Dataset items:
==*==
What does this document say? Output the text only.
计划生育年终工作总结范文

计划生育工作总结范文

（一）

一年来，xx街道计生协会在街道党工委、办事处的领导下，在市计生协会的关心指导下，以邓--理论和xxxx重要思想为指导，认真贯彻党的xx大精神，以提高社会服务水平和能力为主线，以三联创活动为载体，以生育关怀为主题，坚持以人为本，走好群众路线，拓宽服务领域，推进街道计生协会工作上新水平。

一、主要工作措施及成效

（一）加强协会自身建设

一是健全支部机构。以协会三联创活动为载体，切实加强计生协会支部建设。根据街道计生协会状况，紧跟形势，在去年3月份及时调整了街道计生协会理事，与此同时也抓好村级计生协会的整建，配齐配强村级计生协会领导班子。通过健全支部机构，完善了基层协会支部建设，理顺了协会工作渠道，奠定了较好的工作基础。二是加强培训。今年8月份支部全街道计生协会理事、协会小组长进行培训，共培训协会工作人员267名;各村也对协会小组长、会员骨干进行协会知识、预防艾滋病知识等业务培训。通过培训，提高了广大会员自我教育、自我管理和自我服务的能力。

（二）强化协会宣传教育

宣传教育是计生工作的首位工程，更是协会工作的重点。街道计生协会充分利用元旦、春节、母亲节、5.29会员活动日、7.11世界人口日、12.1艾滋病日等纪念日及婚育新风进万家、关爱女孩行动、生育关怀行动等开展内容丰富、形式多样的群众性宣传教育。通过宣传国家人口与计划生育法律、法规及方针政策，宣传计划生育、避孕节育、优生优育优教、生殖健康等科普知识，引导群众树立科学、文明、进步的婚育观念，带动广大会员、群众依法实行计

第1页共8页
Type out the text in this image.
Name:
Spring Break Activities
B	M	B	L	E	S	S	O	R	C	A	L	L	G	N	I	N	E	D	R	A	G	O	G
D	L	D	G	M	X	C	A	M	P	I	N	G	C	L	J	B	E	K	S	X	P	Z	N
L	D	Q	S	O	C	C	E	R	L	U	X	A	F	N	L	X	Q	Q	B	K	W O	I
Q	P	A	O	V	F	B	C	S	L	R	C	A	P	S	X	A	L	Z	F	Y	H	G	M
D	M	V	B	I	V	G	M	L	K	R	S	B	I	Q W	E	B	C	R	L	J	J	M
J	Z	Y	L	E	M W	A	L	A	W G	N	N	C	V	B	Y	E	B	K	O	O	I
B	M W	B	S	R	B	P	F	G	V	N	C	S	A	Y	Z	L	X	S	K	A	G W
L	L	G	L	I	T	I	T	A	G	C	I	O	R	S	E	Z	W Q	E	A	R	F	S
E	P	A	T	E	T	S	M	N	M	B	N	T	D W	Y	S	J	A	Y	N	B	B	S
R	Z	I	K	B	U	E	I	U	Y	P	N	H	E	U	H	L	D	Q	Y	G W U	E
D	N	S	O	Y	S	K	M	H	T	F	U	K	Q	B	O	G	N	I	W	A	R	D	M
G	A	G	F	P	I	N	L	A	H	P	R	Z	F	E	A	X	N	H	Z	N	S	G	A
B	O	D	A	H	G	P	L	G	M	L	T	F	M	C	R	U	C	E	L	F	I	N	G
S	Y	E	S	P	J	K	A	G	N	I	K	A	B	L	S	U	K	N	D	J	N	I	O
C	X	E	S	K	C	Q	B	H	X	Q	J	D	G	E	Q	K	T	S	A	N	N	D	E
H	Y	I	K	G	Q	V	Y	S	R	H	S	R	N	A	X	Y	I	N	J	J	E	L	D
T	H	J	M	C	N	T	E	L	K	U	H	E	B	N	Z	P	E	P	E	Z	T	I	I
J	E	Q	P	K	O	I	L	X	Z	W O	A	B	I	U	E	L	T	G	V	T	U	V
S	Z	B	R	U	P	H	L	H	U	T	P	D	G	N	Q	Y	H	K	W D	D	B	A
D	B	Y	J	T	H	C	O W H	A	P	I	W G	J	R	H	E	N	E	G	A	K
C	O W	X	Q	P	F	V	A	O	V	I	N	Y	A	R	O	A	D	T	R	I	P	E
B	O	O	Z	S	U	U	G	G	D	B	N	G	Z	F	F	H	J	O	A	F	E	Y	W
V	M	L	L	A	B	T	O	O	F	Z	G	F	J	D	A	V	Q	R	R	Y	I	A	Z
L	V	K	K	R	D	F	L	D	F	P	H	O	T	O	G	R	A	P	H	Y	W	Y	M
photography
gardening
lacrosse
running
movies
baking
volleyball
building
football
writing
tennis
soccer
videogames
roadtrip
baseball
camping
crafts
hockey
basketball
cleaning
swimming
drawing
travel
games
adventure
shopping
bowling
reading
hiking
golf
==*==
Given request: Reproduce each record shown above without altering a single word.

Correct result:
What does this document say? Output the text only.
计划生育年终工作总结范文

计划生育工作总结范文

（一）

一年来，xx街道计生协会在街道党工委、办事处的领导下，在市计生协会的关心指导下，以邓--理论和xxxx重要思想为指导，认真贯彻党的xx大精神，以提高社会服务水平和能力为主线，以三联创活动为载体，以生育关怀为主题，坚持以人为本，走好群众路线，拓宽服务领域，推进街道计生协会工作上新水平。

一、主要工作措施及成效

（一）加强协会自身建设

一是健全支部机构。以协会三联创活动为载体，切实加强计生协会支部建设。根据街道计生协会状况，紧跟形势，在去年3月份及时调整了街道计生协会理事，与此同时也抓好村级计生协会的整建，配齐配强村级计生协会领导班子。通过健全支部机构，完善了基层协会支部建设，理顺了协会工作渠道，奠定了较好的工作基础。二是加强培训。今年8月份支部全街道计生协会理事、协会小组长进行培训，共培训协会工作人员267名;各村也对协会小组长、会员骨干进行协会知识、预防艾滋病知识等业务培训。通过培训，提高了广大会员自我教育、自我管理和自我服务的能力。

（二）强化协会宣传教育

宣传教育是计生工作的首位工程，更是协会工作的重点。街道计生协会充分利用元旦、春节、母亲节、5.29会员活动日、7.11世界人口日、12.1艾滋病日等纪念日及婚育新风进万家、关爱女孩行动、生育关怀行动等开展内容丰富、形式多样的群众性宣传教育。通过宣传国家人口与计划生育法律、法规及方针政策，宣传计划生育、避孕节育、优生优育优教、生殖健康等科普知识，引导群众树立科学、文明、进步的婚育观念，带动广大会员、群众依法实行计

第1页共8页
Type out the text in this image.
Name:
Spring Break Activities
B	M	B	L	E	S	S	O	R	C	A	L	L	G	N	I	N	E	D	R	A	G	O	G
D	L	D	G	M	X	C	A	M	P	I	N	G	C	L	J	B	E	K	S	X	P	Z	N
L	D	Q	S	O	C	C	E	R	L	U	X	A	F	N	L	X	Q	Q	B	K	W O	I
Q	P	A	O	V	F	B	C	S	L	R	C	A	P	S	X	A	L	Z	F	Y	H	G	M
D	M	V	B	I	V	G	M	L	K	R	S	B	I	Q W	E	B	C	R	L	J	J	M
J	Z	Y	L	E	M W	A	L	A	W G	N	N	C	V	B	Y	E	B	K	O	O	I
B	M W	B	S	R	B	P	F	G	V	N	C	S	A	Y	Z	L	X	S	K	A	G W
L	L	G	L	I	T	I	T	A	G	C	I	O	R	S	E	Z	W Q	E	A	R	F	S
E	P	A	T	E	T	S	M	N	M	B	N	T	D W	Y	S	J	A	Y	N	B	B	S
R	Z	I	K	B	U	E	I	U	Y	P	N	H	E	U	H	L	D	Q	Y	G W U	E
D	N	S	O	Y	S	K	M	H	T	F	U	K	Q	B	O	G	N	I	W	A	R	D	M
G	A	G	F	P	I	N	L	A	H	P	R	Z	F	E	A	X	N	H	Z	N	S	G	A
B	O	D	A	H	G	P	L	G	M	L	T	F	M	C	R	U	C	E	L	F	I	N	G
S	Y	E	S	P	J	K	A	G	N	I	K	A	B	L	S	U	K	N	D	J	N	I	O
C	X	E	S	K	C	Q	B	H	X	Q	J	D	G	E	Q	K	T	S	A	N	N	D	E
H	Y	I	K	G	Q	V	Y	S	R	H	S	R	N	A	X	Y	I	N	J	J	E	L	D
T	H	J	M	C	N	T	E	L	K	U	H	E	B	N	Z	P	E	P	E	Z	T	I	I
J	E	Q	P	K	O	I	L	X	Z	W O	A	B	I	U	E	L	T	G	V	T	U	V
S	Z	B	R	U	P	H	L	H	U	T	P	D	G	N	Q	Y	H	K	W D	D	B	A
D	B	Y	J	T	H	C	O W H	A	P	I	W G	J	R	H	E	N	E	G	A	K
C	O W	X	Q	P	F	V	A	O	V	I	N	Y	A	R	O	A	D	T	R	I	P	E
B	O	O	Z	S	U	U	G	G	D	B	N	G	Z	F	F	H	J	O	A	F	E	Y	W
V	M	L	L	A	B	T	O	O	F	Z	G	F	J	D	A	V	Q	R	R	Y	I	A	Z
L	V	K	K	R	D	F	L	D	F	P	H	O	T	O	G	R	A	P	H	Y	W	Y	M
photography
gardening
lacrosse
running
movies
baking
volleyball
building
football
writing
tennis
soccer
videogames
roadtrip
baseball
camping
crafts
hockey
basketball
cleaning
swimming
drawing
travel
games
adventure
shopping
bowling
reading
hiking
golf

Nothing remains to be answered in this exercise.